## Exercise prompt
Reproduce the passage of the awe interview from "2. What knowledge" to "see it before.".

## Supplied text

Awe has two requirements.

  1. Firstly, perceived vastness. The stimuli should appear much larger than the observer’s normal sense of self. This can be either physical (like a mountain) or conceptual (like a philosophical idea). In my case, vastness was felt from the interconnectedness of previous events.
  2. Secondly, a need for accommodation. This involves a realization or experience that doesn’t currently fit with the observer’s world view. For example, a toddler, having only experienced friendly dogs, would need to accommodate the information that dogs can be dangerous before meeting a guard dog. In my case, I needed to accommodate the realization that reality was connected in such a deep way. (I also probably needed to accommodate the idea that insignificant objects like tangerines could trigger insight). 

So then the question, how do we get more awe experiences?

And the original idea of an app was born. An app that leads you to awe-inspiring local nature with a guided audio track that blends direct experience, systems thinking, science, quotes and poetry. A source to stimulate new ways of reframing the world around us.

The app has changed slightly since the initial vision. Now, you’ll be able to listen to seasonal meditations that connect people with nature. Nature is the best elicitor of awe. Our Awe Walks feature brings awe to your daily strolls through mindful nature prompts. We have added courses from top nature connection leaders. For example, Mark Westmoquette, a Zen Monk and Astronomer, leads us for mindful stargazing. And finally each day ponder a beautiful quote from one of history’s leading thinkers.

2. What knowledge or insights do you hope people will gain from experiencing more awe in their lives?

Studies in awe have proven heaps of psychological benefits including boosting mood and reducing depression, increasing feelings of connectedness, increasing cognitive flexibility and improving life satisfaction. The effects of awe even tie into pro-environmental behaviour changes (and we need that right now). 

But I suppose on a more personal level I hope awe helps those struggling with modern life to find beauty where they didn’t see it before. 

3. Do your experiences of awe and wonder relate to ideas of the sacred or notions of spirituality?  

Yes absolutely!  

A key belief for me is that we can find awe and wonder in absolutely any object when framed in the right way (like the tangerine). However, frame adjustments are not a one-size-fits-all-thing. It depends on the pre-existing relationship between subject and object. When you get the right frame adjustment, we can transform the mundane into the magical.

## Dataset content
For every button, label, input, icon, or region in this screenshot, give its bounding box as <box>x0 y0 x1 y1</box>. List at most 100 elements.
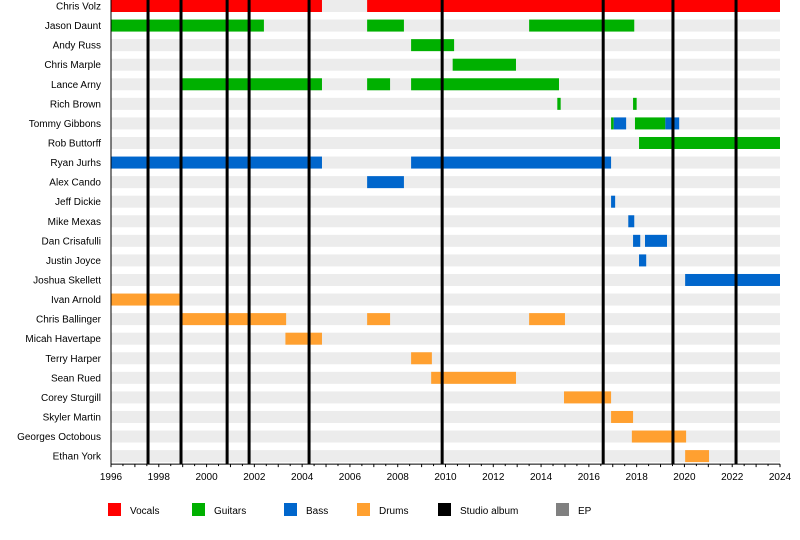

## Reply
2. What knowledge or insights do you hope people will gain from experiencing more awe in their lives?

Studies in awe have proven heaps of psychological benefits including boosting mood and reducing depression, increasing feelings of connectedness, increasing cognitive flexibility and improving life satisfaction. The effects of awe even tie into pro-environmental behaviour changes (and we need that right now). 

But I suppose on a more personal level I hope awe helps those struggling with modern life to find beauty where they didn’t see it before.